→ Instructions to follow
Print the records below word for word, but leave out the pictures.
____
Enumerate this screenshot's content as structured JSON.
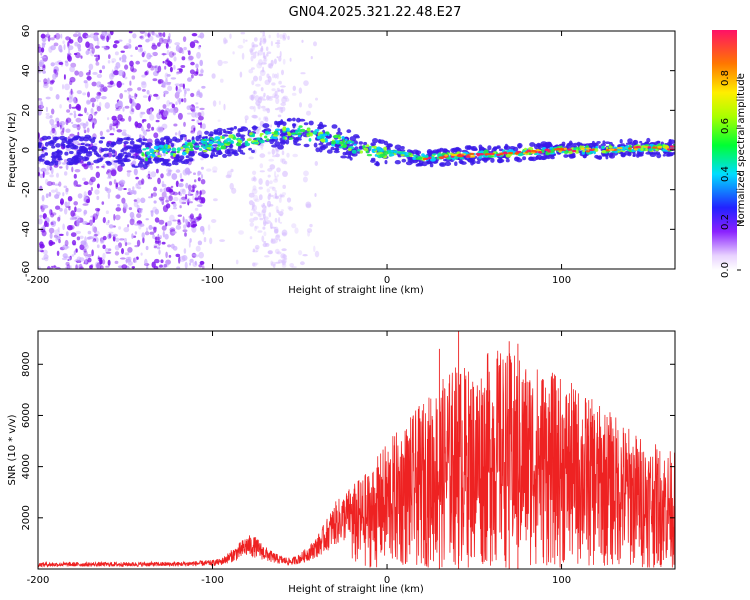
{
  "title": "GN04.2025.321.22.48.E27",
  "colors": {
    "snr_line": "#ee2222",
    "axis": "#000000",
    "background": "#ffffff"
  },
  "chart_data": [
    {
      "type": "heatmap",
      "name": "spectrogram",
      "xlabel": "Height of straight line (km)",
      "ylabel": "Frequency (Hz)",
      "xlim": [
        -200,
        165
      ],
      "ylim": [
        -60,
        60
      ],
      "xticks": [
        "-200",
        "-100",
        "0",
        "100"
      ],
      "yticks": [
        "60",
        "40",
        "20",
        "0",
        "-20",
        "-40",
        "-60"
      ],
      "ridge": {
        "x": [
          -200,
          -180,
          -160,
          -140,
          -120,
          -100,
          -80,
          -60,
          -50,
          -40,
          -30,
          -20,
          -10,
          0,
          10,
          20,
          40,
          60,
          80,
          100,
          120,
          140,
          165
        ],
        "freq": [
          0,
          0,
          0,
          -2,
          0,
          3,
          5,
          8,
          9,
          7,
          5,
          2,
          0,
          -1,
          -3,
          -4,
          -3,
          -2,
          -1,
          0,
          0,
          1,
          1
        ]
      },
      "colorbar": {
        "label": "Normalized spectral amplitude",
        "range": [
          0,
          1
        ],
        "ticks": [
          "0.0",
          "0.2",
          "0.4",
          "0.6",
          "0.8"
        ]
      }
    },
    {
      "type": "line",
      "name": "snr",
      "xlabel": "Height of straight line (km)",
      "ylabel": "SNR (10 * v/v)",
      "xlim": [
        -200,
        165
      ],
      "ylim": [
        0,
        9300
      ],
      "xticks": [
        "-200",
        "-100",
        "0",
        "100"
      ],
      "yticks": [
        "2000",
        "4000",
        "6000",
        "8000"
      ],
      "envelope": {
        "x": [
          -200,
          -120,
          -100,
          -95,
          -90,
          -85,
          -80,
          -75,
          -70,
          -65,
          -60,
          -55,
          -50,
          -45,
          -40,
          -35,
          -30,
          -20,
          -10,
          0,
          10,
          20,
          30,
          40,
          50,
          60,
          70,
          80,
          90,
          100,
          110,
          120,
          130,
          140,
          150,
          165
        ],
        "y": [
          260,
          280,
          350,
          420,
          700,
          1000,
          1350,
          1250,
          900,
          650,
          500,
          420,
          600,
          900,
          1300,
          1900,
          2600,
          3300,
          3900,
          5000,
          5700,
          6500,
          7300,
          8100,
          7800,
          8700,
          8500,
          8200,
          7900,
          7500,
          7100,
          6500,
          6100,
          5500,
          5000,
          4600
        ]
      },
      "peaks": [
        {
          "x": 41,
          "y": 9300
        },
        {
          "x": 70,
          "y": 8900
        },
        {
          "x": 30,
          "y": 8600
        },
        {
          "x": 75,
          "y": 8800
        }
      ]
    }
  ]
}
____
→ Worked solution
Enumerate this screenshot's content as structured JSON.
{
  "title": "GN04.2025.321.22.48.E27",
  "colors": {
    "snr_line": "#ee2222",
    "axis": "#000000",
    "background": "#ffffff"
  },
  "chart_data": [
    {
      "type": "heatmap",
      "name": "spectrogram",
      "xlabel": "Height of straight line (km)",
      "ylabel": "Frequency (Hz)",
      "xlim": [
        -200,
        165
      ],
      "ylim": [
        -60,
        60
      ],
      "xticks": [
        "-200",
        "-100",
        "0",
        "100"
      ],
      "yticks": [
        "60",
        "40",
        "20",
        "0",
        "-20",
        "-40",
        "-60"
      ],
      "ridge": {
        "x": [
          -200,
          -180,
          -160,
          -140,
          -120,
          -100,
          -80,
          -60,
          -50,
          -40,
          -30,
          -20,
          -10,
          0,
          10,
          20,
          40,
          60,
          80,
          100,
          120,
          140,
          165
        ],
        "freq": [
          0,
          0,
          0,
          -2,
          0,
          3,
          5,
          8,
          9,
          7,
          5,
          2,
          0,
          -1,
          -3,
          -4,
          -3,
          -2,
          -1,
          0,
          0,
          1,
          1
        ]
      },
      "colorbar": {
        "label": "Normalized spectral amplitude",
        "range": [
          0,
          1
        ],
        "ticks": [
          "0.0",
          "0.2",
          "0.4",
          "0.6",
          "0.8"
        ]
      }
    },
    {
      "type": "line",
      "name": "snr",
      "xlabel": "Height of straight line (km)",
      "ylabel": "SNR (10 * v/v)",
      "xlim": [
        -200,
        165
      ],
      "ylim": [
        0,
        9300
      ],
      "xticks": [
        "-200",
        "-100",
        "0",
        "100"
      ],
      "yticks": [
        "2000",
        "4000",
        "6000",
        "8000"
      ],
      "envelope": {
        "x": [
          -200,
          -120,
          -100,
          -95,
          -90,
          -85,
          -80,
          -75,
          -70,
          -65,
          -60,
          -55,
          -50,
          -45,
          -40,
          -35,
          -30,
          -20,
          -10,
          0,
          10,
          20,
          30,
          40,
          50,
          60,
          70,
          80,
          90,
          100,
          110,
          120,
          130,
          140,
          150,
          165
        ],
        "y": [
          260,
          280,
          350,
          420,
          700,
          1000,
          1350,
          1250,
          900,
          650,
          500,
          420,
          600,
          900,
          1300,
          1900,
          2600,
          3300,
          3900,
          5000,
          5700,
          6500,
          7300,
          8100,
          7800,
          8700,
          8500,
          8200,
          7900,
          7500,
          7100,
          6500,
          6100,
          5500,
          5000,
          4600
        ]
      },
      "peaks": [
        {
          "x": 41,
          "y": 9300
        },
        {
          "x": 70,
          "y": 8900
        },
        {
          "x": 30,
          "y": 8600
        },
        {
          "x": 75,
          "y": 8800
        }
      ]
    }
  ]
}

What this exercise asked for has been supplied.